Excerpted records:
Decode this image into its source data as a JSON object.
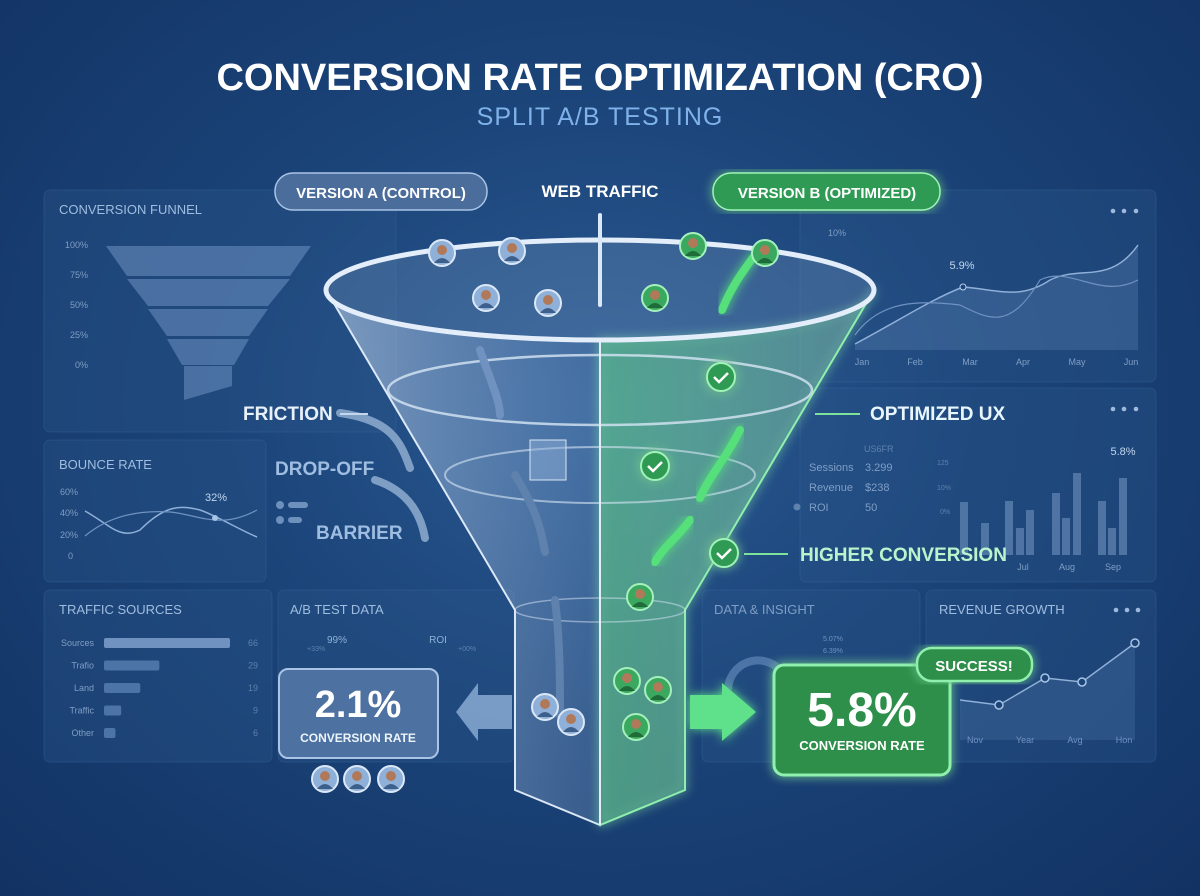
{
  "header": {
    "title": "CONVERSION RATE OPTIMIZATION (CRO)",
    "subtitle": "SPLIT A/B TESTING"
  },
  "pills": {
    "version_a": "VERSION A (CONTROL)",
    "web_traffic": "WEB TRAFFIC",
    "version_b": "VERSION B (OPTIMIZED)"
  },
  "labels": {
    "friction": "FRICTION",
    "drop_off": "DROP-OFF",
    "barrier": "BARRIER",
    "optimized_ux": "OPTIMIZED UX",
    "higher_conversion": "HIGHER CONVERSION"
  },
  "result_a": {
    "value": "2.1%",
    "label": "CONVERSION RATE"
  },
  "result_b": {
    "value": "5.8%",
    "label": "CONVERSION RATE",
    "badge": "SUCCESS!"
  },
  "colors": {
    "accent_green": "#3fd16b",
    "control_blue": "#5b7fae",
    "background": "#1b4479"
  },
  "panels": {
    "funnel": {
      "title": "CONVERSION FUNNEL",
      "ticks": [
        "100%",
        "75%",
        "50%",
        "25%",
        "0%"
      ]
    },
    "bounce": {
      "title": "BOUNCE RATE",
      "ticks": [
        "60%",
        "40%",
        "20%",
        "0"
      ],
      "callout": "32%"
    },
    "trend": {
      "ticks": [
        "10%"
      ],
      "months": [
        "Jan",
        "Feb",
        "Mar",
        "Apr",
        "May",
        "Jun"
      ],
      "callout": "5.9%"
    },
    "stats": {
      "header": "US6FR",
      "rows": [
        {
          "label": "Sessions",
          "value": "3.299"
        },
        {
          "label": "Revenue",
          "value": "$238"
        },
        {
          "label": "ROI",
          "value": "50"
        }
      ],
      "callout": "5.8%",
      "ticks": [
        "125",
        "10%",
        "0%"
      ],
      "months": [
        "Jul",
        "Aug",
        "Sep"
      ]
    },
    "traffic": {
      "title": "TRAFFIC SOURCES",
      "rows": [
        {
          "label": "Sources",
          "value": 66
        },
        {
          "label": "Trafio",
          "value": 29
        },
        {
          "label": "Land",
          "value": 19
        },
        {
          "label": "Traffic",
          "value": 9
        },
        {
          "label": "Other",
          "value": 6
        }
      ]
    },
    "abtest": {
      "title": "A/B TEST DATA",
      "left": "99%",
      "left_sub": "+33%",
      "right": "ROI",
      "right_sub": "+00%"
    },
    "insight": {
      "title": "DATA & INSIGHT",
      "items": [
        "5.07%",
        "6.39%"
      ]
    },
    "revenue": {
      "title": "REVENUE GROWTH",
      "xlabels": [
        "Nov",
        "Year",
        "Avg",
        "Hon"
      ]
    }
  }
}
---
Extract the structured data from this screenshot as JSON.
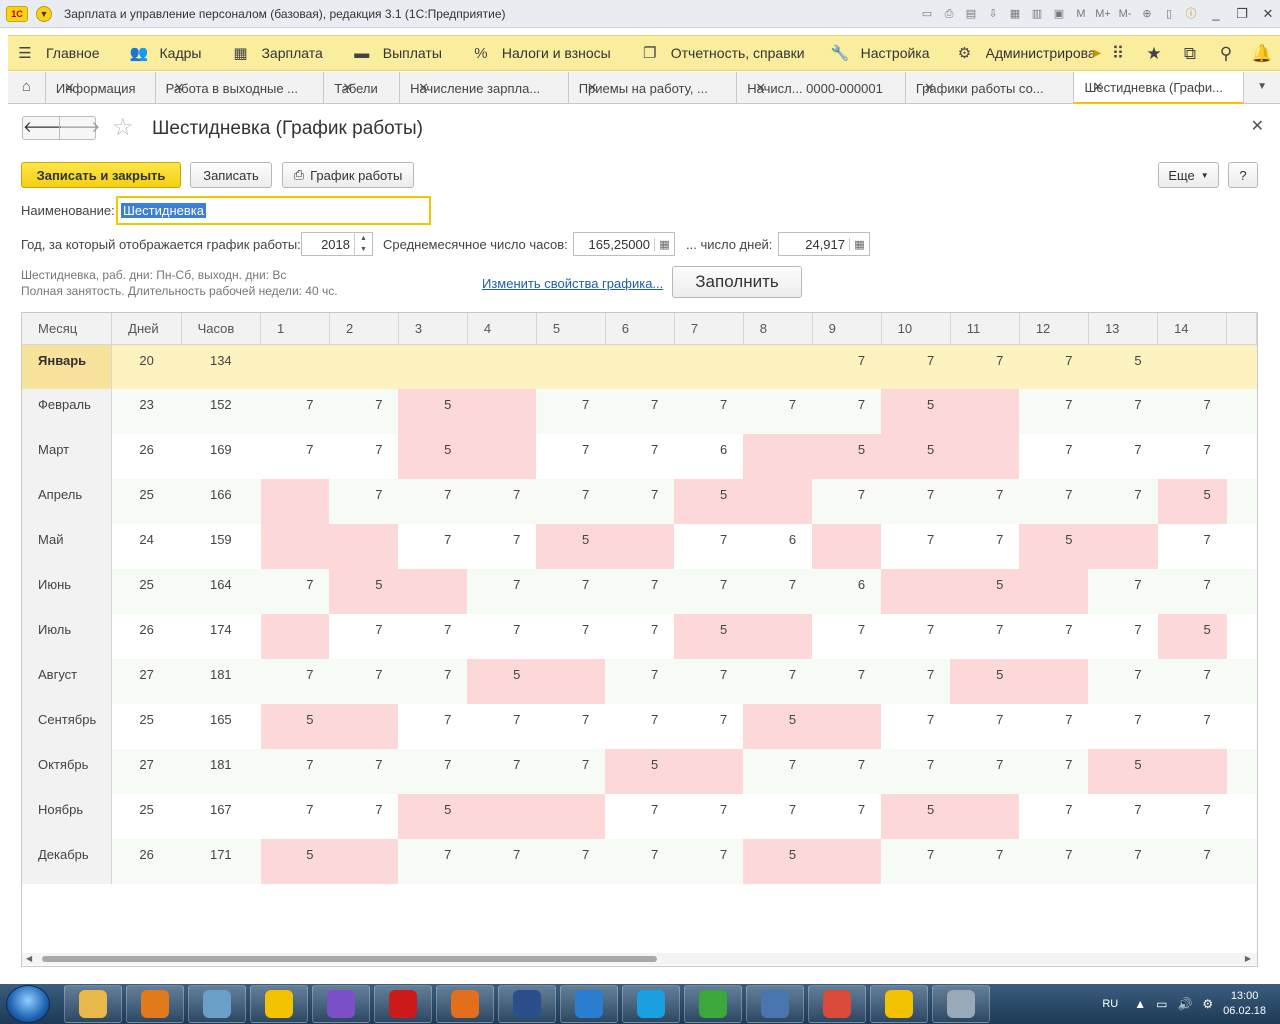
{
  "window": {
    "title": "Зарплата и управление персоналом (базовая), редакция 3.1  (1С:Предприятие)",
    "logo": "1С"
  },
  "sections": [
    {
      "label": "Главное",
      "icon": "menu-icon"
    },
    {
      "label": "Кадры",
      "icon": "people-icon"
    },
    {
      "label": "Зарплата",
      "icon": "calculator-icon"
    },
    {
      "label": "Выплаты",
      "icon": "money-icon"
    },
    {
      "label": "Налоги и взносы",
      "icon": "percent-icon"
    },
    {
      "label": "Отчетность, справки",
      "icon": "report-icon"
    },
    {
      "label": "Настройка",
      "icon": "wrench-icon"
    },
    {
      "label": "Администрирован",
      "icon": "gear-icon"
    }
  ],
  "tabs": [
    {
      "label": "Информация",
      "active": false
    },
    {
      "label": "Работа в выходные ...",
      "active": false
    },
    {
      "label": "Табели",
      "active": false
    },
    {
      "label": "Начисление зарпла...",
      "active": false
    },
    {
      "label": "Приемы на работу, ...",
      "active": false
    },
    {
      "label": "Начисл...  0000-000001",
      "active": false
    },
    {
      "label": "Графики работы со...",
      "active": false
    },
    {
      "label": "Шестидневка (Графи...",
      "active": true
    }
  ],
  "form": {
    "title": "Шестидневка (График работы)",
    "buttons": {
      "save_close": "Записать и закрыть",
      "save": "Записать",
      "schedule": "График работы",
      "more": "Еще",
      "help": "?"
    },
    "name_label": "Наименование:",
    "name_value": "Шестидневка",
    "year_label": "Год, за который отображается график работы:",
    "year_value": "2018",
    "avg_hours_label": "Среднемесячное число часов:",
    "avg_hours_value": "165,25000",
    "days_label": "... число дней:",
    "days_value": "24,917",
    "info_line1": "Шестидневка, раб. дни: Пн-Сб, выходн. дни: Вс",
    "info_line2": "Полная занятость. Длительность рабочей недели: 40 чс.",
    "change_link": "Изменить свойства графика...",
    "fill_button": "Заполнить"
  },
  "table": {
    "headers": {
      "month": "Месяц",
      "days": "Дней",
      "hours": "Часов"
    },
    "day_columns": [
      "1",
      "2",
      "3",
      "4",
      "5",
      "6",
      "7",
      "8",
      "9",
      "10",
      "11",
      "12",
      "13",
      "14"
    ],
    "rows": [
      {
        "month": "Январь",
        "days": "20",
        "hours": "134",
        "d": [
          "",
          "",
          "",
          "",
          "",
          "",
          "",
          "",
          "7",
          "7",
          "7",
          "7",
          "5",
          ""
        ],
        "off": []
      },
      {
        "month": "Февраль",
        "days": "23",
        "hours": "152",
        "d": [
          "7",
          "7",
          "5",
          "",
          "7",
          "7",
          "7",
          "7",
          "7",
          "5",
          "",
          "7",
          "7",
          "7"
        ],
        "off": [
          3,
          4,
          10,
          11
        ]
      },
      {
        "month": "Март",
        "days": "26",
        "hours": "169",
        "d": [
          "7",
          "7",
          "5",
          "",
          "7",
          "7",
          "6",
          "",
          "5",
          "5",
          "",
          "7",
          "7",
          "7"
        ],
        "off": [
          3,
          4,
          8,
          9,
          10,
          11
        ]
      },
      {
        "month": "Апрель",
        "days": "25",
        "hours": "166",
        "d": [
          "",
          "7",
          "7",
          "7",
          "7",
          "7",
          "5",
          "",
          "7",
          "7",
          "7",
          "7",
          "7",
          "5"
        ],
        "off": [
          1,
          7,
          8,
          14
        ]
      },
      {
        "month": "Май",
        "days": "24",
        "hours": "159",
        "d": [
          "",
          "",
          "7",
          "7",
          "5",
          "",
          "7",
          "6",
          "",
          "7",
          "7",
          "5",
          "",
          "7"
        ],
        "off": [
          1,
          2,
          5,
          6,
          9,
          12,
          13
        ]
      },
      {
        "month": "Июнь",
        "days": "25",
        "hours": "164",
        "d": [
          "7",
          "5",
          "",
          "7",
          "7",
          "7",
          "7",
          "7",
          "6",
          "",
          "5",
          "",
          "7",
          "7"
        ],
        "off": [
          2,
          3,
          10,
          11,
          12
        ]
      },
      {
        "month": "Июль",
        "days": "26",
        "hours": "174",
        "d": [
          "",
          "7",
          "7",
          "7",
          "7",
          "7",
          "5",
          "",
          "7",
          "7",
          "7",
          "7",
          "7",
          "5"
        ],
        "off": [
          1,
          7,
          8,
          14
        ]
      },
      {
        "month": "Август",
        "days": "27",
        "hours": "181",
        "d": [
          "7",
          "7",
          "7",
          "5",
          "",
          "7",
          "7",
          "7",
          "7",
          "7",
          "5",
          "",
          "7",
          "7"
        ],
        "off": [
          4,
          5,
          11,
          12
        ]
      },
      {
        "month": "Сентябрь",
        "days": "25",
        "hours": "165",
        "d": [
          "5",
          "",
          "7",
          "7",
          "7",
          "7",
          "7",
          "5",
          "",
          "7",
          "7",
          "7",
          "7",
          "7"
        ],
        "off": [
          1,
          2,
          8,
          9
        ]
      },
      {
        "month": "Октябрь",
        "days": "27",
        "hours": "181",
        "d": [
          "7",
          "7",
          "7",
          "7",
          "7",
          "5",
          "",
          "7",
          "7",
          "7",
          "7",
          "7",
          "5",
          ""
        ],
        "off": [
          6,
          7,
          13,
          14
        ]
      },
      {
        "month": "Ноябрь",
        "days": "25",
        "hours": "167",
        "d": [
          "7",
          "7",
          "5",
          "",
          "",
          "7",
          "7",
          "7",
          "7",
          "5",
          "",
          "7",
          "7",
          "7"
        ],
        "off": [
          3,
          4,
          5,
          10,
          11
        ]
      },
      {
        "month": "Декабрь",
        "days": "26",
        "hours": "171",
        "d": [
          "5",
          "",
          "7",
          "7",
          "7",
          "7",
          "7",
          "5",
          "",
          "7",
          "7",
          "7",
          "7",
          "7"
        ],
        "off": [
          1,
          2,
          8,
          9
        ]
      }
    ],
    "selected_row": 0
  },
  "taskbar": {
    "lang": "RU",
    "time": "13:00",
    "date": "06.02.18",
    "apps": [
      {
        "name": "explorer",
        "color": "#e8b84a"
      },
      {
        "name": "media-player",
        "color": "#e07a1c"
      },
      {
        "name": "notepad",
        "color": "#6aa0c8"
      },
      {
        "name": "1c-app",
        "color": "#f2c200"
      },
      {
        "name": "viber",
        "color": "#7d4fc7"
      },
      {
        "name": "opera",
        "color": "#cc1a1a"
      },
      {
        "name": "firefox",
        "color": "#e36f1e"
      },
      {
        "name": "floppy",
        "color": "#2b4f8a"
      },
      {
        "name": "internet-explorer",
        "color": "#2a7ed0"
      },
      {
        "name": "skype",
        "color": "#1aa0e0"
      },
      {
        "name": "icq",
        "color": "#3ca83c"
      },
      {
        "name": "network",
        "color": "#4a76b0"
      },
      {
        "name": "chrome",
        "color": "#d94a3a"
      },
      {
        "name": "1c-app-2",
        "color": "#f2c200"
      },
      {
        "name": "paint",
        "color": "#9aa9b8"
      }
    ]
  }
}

Task requirements: Among the lines of the material above, how many include the string "explorer"? Report only that number.

Completed exercise: 2